§ **Goal of the exercise**: Output the lines between the line holding "installshield-dialog: InstallShield Wizard" and the line holding "note-body: •The installed", inclusive, exactly as they appear in the records.

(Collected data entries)
****************

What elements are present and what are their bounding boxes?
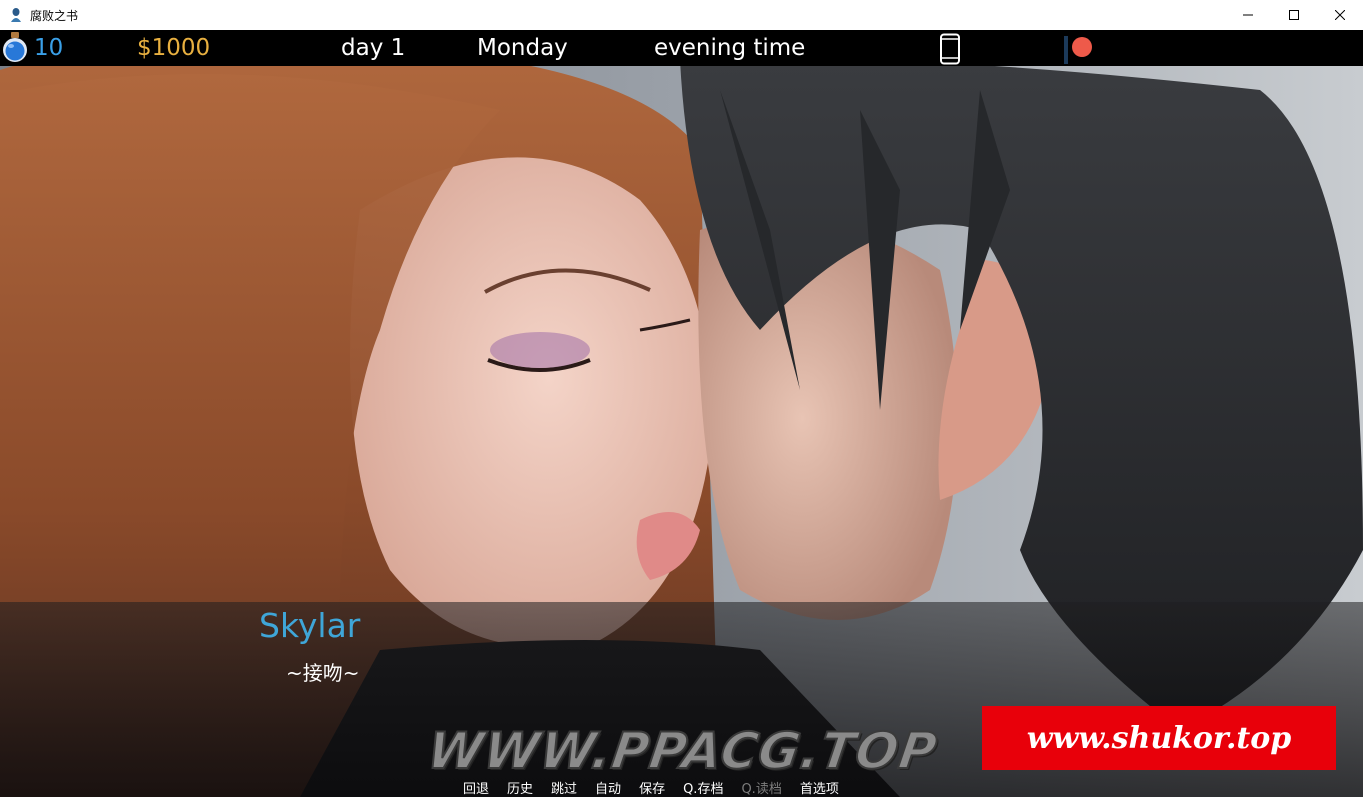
energy-value: 10 [34,35,64,61]
game-viewport[interactable]: 10 $1000 day 1 Monday evening time Skyla… [0,30,1363,797]
close-icon [1335,10,1345,20]
watermark-shukor-text: www.shukor.top [1026,720,1292,756]
quick-menu-skip[interactable]: 跳过 [551,778,577,797]
notification-bar [1064,36,1068,64]
quick-menu-auto[interactable]: 自动 [595,778,621,797]
minimize-icon [1243,14,1253,16]
quick-menu-quick-save[interactable]: Q.存档 [683,778,723,797]
potion-icon[interactable] [0,31,30,63]
dialogue-text: ~接吻~ [286,661,360,685]
quick-menu-history[interactable]: 历史 [507,778,533,797]
status-hud: 10 $1000 day 1 Monday evening time [0,30,1363,66]
day-counter: day 1 [341,35,406,61]
notification-dot-icon[interactable] [1072,37,1092,57]
window-title: 腐败之书 [30,8,79,23]
speaker-name: Skylar [259,606,361,645]
watermark-ppacg: WWW.PPACG.TOP [423,721,942,781]
app-icon [8,7,24,23]
close-button[interactable] [1317,0,1363,30]
time-of-day-label: evening time [654,35,806,61]
phone-icon[interactable] [938,33,962,65]
quick-menu-save[interactable]: 保存 [639,778,665,797]
maximize-button[interactable] [1271,0,1317,30]
quick-menu: 回退 历史 跳过 自动 保存 Q.存档 Q.读档 首选项 [463,778,857,797]
quick-menu-quick-load: Q.读档 [741,782,782,797]
watermark-shukor: www.shukor.top [982,706,1336,770]
quick-menu-rollback[interactable]: 回退 [463,778,489,797]
quick-menu-preferences[interactable]: 首选项 [800,778,839,797]
minimize-button[interactable] [1225,0,1271,30]
window-titlebar: 腐败之书 [0,0,1363,30]
maximize-icon [1289,10,1299,20]
weekday-label: Monday [477,35,568,61]
money-value: $1000 [137,35,211,61]
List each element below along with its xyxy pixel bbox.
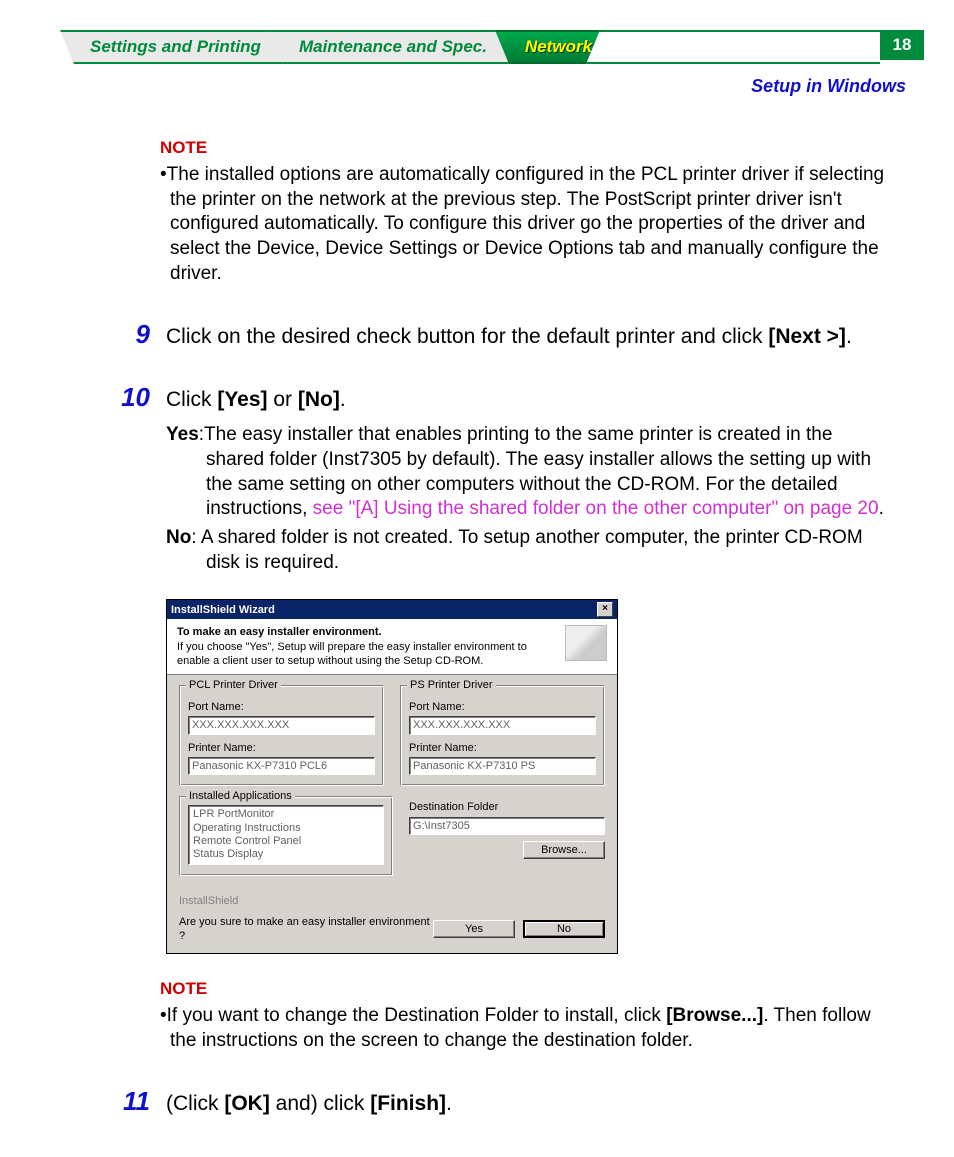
installshield-dialog: InstallShield Wizard × To make an easy i… — [166, 599, 618, 954]
browse-button[interactable]: Browse... — [523, 841, 605, 859]
installshield-label: InstallShield — [167, 894, 617, 910]
note-text: The installed options are automatically … — [167, 164, 884, 284]
dest-label: Destination Folder — [409, 800, 605, 814]
cross-ref-link[interactable]: see "[A] Using the shared folder on the … — [313, 498, 879, 519]
step-10-explain: Yes:The easy installer that enables prin… — [166, 423, 894, 575]
note-body: •The installed options are automatically… — [160, 163, 894, 286]
list-item: LPR PortMonitor — [193, 808, 379, 821]
step-bold: [Next >] — [768, 325, 846, 348]
destination-column: Destination Folder G:\Inst7305 Browse... — [409, 796, 605, 886]
step-11: 11 (Click [OK] and) click [Finish]. — [100, 1088, 894, 1117]
pcl-port-field: XXX.XXX.XXX.XXX — [188, 716, 375, 734]
step-text: Click — [166, 388, 217, 411]
note-bold: [Browse...] — [666, 1005, 763, 1026]
dialog-header-bold: To make an easy installer environment. — [177, 626, 382, 638]
bullet: • — [160, 164, 167, 185]
note-body: •If you want to change the Destination F… — [160, 1004, 894, 1053]
dialog-header-text: If you choose "Yes", Setup will prepare … — [177, 641, 527, 667]
step-tail: . — [846, 325, 852, 348]
yes-explain: Yes:The easy installer that enables prin… — [166, 423, 894, 522]
tab-maintenance[interactable]: Maintenance and Spec. — [269, 30, 509, 64]
no-button[interactable]: No — [523, 920, 605, 938]
step-text: or — [268, 388, 298, 411]
close-icon[interactable]: × — [597, 602, 613, 617]
tab-settings[interactable]: Settings and Printing — [60, 30, 283, 64]
installed-apps-group: Installed Applications LPR PortMonitor O… — [179, 796, 393, 876]
nav-spacer — [586, 30, 880, 64]
step-body: Click on the desired check button for th… — [166, 321, 852, 350]
ps-printer-field: Panasonic KX-P7310 PS — [409, 757, 596, 775]
step-bold: [Yes] — [217, 388, 267, 411]
list-item: Remote Control Panel — [193, 835, 379, 848]
printer-label: Printer Name: — [409, 741, 596, 755]
step-bold: [No] — [298, 388, 340, 411]
step-body: (Click [OK] and) click [Finish]. — [166, 1088, 452, 1117]
dialog-title-text: InstallShield Wizard — [171, 603, 275, 617]
yes-label: Yes — [166, 424, 199, 445]
step-bold: [OK] — [224, 1092, 270, 1115]
group-legend: Installed Applications — [186, 789, 295, 803]
dialog-question-text: Are you sure to make an easy installer e… — [179, 915, 433, 944]
step-text: (Click — [166, 1092, 224, 1115]
pcl-printer-field: Panasonic KX-P7310 PCL6 — [188, 757, 375, 775]
top-nav-bar: Settings and Printing Maintenance and Sp… — [60, 30, 924, 64]
step-number: 10 — [100, 384, 166, 410]
dialog-header-image — [565, 625, 607, 661]
pcl-driver-group: PCL Printer Driver Port Name: XXX.XXX.XX… — [179, 685, 384, 786]
yes-tail: . — [879, 498, 884, 519]
bullet: • — [160, 1005, 167, 1026]
step-tail: . — [340, 388, 346, 411]
list-item: Status Display — [193, 848, 379, 861]
note-label: NOTE — [160, 978, 894, 1000]
list-item: Operating Instructions — [193, 822, 379, 835]
step-tail: . — [446, 1092, 452, 1115]
note-text: If you want to change the Destination Fo… — [167, 1005, 667, 1026]
step-bold: [Finish] — [370, 1092, 446, 1115]
step-text: Click on the desired check button for th… — [166, 325, 768, 348]
no-text: : A shared folder is not created. To set… — [191, 527, 862, 573]
step-text: and) click — [270, 1092, 370, 1115]
no-label: No — [166, 527, 191, 548]
step-number: 9 — [100, 321, 166, 347]
port-label: Port Name: — [409, 700, 596, 714]
group-legend: PS Printer Driver — [407, 678, 496, 692]
step-body: Click [Yes] or [No]. — [166, 384, 346, 413]
port-label: Port Name: — [188, 700, 375, 714]
page-content: NOTE •The installed options are automati… — [100, 137, 894, 1117]
section-subhead: Setup in Windows — [0, 76, 906, 97]
note-text: instructions on the screen to change the… — [202, 1030, 693, 1051]
ps-port-field: XXX.XXX.XXX.XXX — [409, 716, 596, 734]
dialog-titlebar: InstallShield Wizard × — [167, 600, 617, 619]
dialog-question-row: Are you sure to make an easy installer e… — [167, 911, 617, 954]
yes-button[interactable]: Yes — [433, 920, 515, 938]
page-number: 18 — [880, 30, 924, 60]
step-number: 11 — [100, 1088, 166, 1114]
dialog-header: To make an easy installer environment. I… — [167, 619, 617, 675]
step-10: 10 Click [Yes] or [No]. — [100, 384, 894, 413]
apps-listbox[interactable]: LPR PortMonitor Operating Instructions R… — [188, 805, 384, 865]
dialog-body: PCL Printer Driver Port Name: XXX.XXX.XX… — [167, 675, 617, 894]
no-explain: No: A shared folder is not created. To s… — [166, 526, 894, 575]
ps-driver-group: PS Printer Driver Port Name: XXX.XXX.XXX… — [400, 685, 605, 786]
dest-folder-field: G:\Inst7305 — [409, 817, 605, 835]
printer-label: Printer Name: — [188, 741, 375, 755]
group-legend: PCL Printer Driver — [186, 678, 281, 692]
step-9: 9 Click on the desired check button for … — [100, 321, 894, 350]
note-label: NOTE — [160, 137, 894, 159]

****************

§ **Task result**:
installshield-dialog: InstallShield Wizard × To make an easy i… — [166, 599, 618, 954]
browse-button[interactable]: Browse... — [523, 841, 605, 859]
installshield-label: InstallShield — [167, 894, 617, 910]
note-text: The installed options are automatically … — [167, 164, 884, 284]
dest-label: Destination Folder — [409, 800, 605, 814]
cross-ref-link[interactable]: see "[A] Using the shared folder on the … — [313, 498, 879, 519]
step-10-explain: Yes:The easy installer that enables prin… — [166, 423, 894, 575]
note-body: •The installed options are automatically… — [160, 163, 894, 286]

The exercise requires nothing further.